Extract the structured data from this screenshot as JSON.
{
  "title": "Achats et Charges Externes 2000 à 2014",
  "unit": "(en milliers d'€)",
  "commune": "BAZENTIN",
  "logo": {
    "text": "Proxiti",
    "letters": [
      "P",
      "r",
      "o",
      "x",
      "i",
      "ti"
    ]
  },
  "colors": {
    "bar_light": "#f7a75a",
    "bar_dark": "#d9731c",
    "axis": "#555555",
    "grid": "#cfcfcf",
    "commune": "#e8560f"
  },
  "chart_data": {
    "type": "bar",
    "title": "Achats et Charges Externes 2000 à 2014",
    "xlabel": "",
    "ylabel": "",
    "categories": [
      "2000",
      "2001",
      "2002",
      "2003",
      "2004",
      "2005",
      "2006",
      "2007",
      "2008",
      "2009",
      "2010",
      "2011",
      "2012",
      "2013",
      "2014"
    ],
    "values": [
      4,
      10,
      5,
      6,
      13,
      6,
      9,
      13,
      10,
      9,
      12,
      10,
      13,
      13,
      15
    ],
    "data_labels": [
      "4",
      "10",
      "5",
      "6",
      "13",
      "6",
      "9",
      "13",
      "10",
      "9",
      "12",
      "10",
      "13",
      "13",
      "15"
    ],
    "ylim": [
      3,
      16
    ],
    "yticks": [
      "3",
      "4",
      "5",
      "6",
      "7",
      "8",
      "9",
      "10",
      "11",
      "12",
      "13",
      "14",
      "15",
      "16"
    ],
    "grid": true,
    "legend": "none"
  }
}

----

▶ **Given instruction**:
Reproduce the records word for word.

▶ **Result of the task**:
Extract the structured data from this screenshot as JSON.
{
  "title": "Achats et Charges Externes 2000 à 2014",
  "unit": "(en milliers d'€)",
  "commune": "BAZENTIN",
  "logo": {
    "text": "Proxiti",
    "letters": [
      "P",
      "r",
      "o",
      "x",
      "i",
      "ti"
    ]
  },
  "colors": {
    "bar_light": "#f7a75a",
    "bar_dark": "#d9731c",
    "axis": "#555555",
    "grid": "#cfcfcf",
    "commune": "#e8560f"
  },
  "chart_data": {
    "type": "bar",
    "title": "Achats et Charges Externes 2000 à 2014",
    "xlabel": "",
    "ylabel": "",
    "categories": [
      "2000",
      "2001",
      "2002",
      "2003",
      "2004",
      "2005",
      "2006",
      "2007",
      "2008",
      "2009",
      "2010",
      "2011",
      "2012",
      "2013",
      "2014"
    ],
    "values": [
      4,
      10,
      5,
      6,
      13,
      6,
      9,
      13,
      10,
      9,
      12,
      10,
      13,
      13,
      15
    ],
    "data_labels": [
      "4",
      "10",
      "5",
      "6",
      "13",
      "6",
      "9",
      "13",
      "10",
      "9",
      "12",
      "10",
      "13",
      "13",
      "15"
    ],
    "ylim": [
      3,
      16
    ],
    "yticks": [
      "3",
      "4",
      "5",
      "6",
      "7",
      "8",
      "9",
      "10",
      "11",
      "12",
      "13",
      "14",
      "15",
      "16"
    ],
    "grid": true,
    "legend": "none"
  }
}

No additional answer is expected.